▶ [Supplied information]
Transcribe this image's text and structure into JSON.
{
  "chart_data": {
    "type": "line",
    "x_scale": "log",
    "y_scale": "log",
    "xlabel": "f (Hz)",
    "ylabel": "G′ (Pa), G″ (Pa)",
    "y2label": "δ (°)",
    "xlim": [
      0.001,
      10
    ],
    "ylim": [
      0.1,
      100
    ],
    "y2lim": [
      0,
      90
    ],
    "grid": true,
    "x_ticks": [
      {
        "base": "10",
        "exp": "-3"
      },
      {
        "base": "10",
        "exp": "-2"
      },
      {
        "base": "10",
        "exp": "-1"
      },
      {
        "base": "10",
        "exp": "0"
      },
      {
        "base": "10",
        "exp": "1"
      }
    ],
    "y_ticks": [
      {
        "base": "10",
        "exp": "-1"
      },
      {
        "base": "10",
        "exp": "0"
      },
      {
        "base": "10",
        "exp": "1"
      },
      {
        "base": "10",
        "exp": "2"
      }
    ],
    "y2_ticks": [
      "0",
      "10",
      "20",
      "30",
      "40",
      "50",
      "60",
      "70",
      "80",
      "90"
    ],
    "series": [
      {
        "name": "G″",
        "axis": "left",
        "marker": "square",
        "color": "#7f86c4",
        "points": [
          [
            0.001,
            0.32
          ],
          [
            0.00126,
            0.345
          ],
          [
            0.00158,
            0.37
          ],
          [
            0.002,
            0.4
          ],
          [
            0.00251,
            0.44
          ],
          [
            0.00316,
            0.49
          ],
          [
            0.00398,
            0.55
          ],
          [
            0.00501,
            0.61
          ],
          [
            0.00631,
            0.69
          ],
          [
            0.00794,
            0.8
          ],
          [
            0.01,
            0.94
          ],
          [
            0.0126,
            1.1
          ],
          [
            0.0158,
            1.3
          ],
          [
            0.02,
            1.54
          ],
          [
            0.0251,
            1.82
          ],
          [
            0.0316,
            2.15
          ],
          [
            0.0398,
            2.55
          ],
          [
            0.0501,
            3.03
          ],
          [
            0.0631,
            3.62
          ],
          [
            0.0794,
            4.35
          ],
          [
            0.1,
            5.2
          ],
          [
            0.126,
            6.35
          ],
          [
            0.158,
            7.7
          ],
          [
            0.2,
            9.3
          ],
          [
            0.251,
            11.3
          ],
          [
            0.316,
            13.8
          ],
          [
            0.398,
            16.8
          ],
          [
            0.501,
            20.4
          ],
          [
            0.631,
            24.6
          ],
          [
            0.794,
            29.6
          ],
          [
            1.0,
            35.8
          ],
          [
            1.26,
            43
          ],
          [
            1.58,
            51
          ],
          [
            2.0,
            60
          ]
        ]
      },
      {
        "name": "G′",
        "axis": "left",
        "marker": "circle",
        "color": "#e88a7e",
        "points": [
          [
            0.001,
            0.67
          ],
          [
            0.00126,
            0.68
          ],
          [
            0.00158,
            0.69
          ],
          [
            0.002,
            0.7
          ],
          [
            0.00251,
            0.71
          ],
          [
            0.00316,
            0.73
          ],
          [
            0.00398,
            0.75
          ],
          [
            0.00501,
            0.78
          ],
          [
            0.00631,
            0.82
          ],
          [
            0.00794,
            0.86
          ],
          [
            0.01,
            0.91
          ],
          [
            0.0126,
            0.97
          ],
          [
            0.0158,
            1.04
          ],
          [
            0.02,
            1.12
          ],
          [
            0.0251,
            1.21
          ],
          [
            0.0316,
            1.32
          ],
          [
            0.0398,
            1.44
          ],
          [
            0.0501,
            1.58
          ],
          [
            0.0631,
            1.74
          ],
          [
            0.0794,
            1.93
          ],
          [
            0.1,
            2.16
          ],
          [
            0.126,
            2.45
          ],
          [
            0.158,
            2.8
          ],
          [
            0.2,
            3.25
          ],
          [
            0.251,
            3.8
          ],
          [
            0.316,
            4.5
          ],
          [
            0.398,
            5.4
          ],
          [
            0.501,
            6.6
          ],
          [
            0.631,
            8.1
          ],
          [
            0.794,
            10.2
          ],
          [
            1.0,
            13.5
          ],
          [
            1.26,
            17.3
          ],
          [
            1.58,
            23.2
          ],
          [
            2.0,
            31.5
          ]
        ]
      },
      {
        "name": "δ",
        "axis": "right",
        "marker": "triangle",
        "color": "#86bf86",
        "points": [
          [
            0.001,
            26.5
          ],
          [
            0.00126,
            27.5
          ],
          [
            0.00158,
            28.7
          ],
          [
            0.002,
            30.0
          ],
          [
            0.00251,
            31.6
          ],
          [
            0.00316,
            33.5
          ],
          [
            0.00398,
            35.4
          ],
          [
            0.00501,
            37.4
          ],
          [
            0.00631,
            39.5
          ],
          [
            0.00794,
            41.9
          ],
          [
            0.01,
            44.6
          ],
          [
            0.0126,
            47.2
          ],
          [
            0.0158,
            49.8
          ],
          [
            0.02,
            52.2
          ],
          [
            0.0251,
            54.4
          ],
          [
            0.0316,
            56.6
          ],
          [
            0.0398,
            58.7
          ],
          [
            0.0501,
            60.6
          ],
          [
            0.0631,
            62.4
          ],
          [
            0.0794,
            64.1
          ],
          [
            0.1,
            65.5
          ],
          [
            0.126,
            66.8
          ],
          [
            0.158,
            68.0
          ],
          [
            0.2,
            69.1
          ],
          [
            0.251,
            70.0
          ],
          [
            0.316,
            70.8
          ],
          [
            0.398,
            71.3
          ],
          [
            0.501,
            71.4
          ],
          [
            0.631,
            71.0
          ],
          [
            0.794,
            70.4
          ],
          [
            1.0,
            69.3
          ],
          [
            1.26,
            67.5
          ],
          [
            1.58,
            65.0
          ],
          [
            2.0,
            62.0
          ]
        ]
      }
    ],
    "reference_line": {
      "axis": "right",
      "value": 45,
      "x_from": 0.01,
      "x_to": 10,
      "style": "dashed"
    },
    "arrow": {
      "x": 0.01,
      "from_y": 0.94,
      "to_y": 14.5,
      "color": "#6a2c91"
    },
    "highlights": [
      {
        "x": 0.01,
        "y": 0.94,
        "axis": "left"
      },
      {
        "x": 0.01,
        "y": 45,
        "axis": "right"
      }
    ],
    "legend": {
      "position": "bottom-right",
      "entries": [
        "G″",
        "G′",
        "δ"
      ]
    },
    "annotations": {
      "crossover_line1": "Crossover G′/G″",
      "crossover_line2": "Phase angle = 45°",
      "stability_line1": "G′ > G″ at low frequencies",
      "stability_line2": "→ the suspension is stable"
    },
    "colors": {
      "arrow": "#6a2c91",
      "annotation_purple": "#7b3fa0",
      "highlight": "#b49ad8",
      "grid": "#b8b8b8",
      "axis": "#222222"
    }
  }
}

▶ [Exercise aim] What is the number of lines in the data that hold the string "right"? Answer with the number only.

▶ [Completed task] 4